— Begin —
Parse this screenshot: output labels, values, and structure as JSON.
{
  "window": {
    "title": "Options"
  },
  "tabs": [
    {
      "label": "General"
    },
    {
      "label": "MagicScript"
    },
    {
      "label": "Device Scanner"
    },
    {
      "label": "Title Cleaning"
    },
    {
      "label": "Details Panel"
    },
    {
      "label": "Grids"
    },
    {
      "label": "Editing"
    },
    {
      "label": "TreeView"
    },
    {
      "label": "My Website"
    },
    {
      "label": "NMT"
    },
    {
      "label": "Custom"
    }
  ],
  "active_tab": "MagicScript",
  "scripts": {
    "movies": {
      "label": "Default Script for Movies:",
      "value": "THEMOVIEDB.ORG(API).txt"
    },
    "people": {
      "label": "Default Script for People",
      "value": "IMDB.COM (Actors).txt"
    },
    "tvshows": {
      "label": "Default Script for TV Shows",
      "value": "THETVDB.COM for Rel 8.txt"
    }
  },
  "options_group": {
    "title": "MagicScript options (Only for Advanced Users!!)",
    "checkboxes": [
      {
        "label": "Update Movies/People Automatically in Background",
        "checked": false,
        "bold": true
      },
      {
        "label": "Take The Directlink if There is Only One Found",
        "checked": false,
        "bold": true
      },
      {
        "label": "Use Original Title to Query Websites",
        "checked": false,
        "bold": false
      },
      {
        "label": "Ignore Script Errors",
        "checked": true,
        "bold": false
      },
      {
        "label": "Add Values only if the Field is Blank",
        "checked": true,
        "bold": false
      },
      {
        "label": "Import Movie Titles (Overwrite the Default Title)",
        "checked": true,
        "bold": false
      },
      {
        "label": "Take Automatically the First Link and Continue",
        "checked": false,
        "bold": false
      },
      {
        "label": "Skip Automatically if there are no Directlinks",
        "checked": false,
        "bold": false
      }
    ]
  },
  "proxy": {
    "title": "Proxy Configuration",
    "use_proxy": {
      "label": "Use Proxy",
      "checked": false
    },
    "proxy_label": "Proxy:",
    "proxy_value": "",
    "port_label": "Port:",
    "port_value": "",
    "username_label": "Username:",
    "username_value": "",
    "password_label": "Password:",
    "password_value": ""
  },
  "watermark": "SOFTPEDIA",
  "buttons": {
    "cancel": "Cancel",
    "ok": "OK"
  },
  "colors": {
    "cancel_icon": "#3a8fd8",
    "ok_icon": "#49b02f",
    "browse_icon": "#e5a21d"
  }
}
— End —
— Begin —
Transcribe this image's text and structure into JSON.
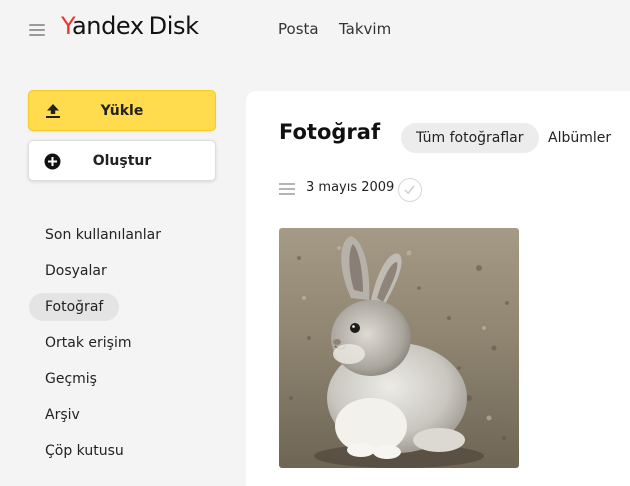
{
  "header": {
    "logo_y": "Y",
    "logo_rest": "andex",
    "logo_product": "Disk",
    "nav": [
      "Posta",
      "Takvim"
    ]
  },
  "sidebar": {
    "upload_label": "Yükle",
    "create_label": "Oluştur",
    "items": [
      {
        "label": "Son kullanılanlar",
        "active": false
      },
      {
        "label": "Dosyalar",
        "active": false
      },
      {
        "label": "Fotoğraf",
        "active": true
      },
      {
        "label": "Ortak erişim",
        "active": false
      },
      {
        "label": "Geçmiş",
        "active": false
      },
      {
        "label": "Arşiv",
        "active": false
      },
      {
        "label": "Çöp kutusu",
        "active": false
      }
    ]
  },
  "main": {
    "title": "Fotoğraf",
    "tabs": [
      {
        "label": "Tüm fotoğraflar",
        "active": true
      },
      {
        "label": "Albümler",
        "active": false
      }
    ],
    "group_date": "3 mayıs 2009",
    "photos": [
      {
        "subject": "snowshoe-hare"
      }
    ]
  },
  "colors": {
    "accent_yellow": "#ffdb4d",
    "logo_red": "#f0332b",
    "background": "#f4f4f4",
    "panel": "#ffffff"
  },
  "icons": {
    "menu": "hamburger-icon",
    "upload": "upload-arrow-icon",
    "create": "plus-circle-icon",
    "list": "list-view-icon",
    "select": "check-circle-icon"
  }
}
— End —
— Begin —
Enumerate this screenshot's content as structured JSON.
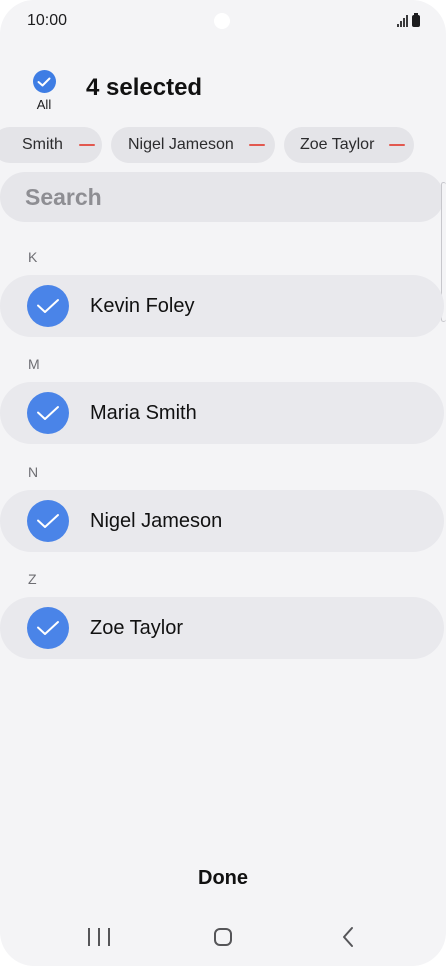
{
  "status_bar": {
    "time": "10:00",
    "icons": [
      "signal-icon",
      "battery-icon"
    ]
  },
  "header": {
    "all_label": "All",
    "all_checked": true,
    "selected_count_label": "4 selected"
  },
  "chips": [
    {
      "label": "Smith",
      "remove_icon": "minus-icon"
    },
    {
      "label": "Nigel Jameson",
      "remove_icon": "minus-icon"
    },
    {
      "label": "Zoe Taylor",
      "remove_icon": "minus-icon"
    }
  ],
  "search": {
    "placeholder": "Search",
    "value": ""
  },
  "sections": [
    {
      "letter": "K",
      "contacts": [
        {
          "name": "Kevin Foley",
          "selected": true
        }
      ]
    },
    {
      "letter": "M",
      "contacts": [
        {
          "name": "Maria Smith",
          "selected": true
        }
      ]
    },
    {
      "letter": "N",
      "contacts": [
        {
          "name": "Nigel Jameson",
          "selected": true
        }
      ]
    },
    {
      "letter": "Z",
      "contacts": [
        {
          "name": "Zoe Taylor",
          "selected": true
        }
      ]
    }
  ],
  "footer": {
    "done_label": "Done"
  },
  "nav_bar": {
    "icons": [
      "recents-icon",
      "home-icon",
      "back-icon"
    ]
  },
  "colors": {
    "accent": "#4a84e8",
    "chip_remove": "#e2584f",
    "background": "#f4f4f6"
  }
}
— End —
» **What the task requires**:
Of all the lines in the entries, how many contain the word "Automatically"? Give only the number.

» **Result for this exercise**:
3